#### Provided entries ####

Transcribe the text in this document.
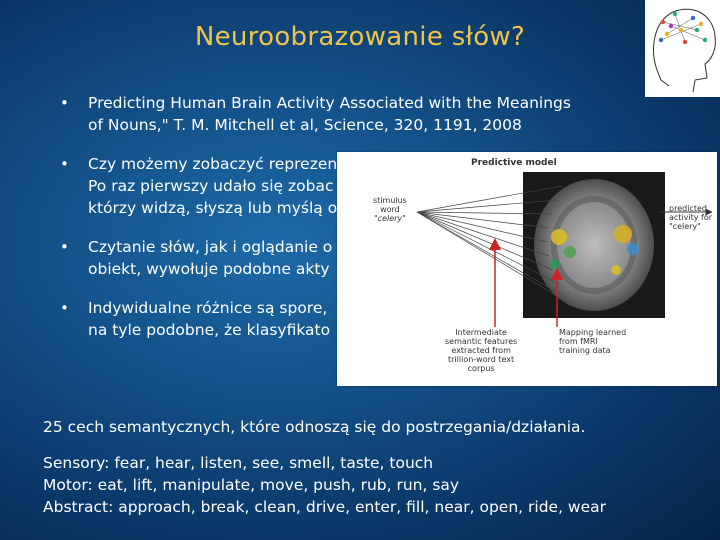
Neuroobrazowanie słów?
• Predicting Human Brain Activity Associated with the Meanings
of Nouns," T. M. Mitchell et al, Science, 320, 1191, 2008
• Czy możemy zobaczyć reprezen
Po raz pierwszy udało się zobac
którzy widzą, słyszą lub myślą o
• Czytanie słów, jak i oglądanie o
obiekt, wywołuje podobne akty
• Indywidualne różnice są spore,
na tyle podobne, że klasyfikato
25 cech semantycznych, które odnoszą się do postrzegania/działania.
Sensory: fear, hear, listen, see, smell, taste, touch
Motor: eat, lift, manipulate, move, push, rub, run, say
Abstract: approach, break, clean, drive, enter, fill, near, open, ride, wear
Predictive model
stimulus
word
"celery"
predicted
activity for
"celery"
Intermediate
semantic features
extracted from
trillion-word text
corpus
Mapping learned
from fMRI
training data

####

Output all of the entries verbatim, leaving out any images.

Transcribe the text in this document.
Neuroobrazowanie słów?
• Predicting Human Brain Activity Associated with the Meanings
of Nouns," T. M. Mitchell et al, Science, 320, 1191, 2008
• Czy możemy zobaczyć reprezen
Po raz pierwszy udało się zobac
którzy widzą, słyszą lub myślą o
• Czytanie słów, jak i oglądanie o
obiekt, wywołuje podobne akty
• Indywidualne różnice są spore,
na tyle podobne, że klasyfikato
25 cech semantycznych, które odnoszą się do postrzegania/działania.
Sensory: fear, hear, listen, see, smell, taste, touch
Motor: eat, lift, manipulate, move, push, rub, run, say
Abstract: approach, break, clean, drive, enter, fill, near, open, ride, wear
Predictive model
stimulus
word
"celery"
predicted
activity for
"celery"
Intermediate
semantic features
extracted from
trillion-word text
corpus
Mapping learned
from fMRI
training data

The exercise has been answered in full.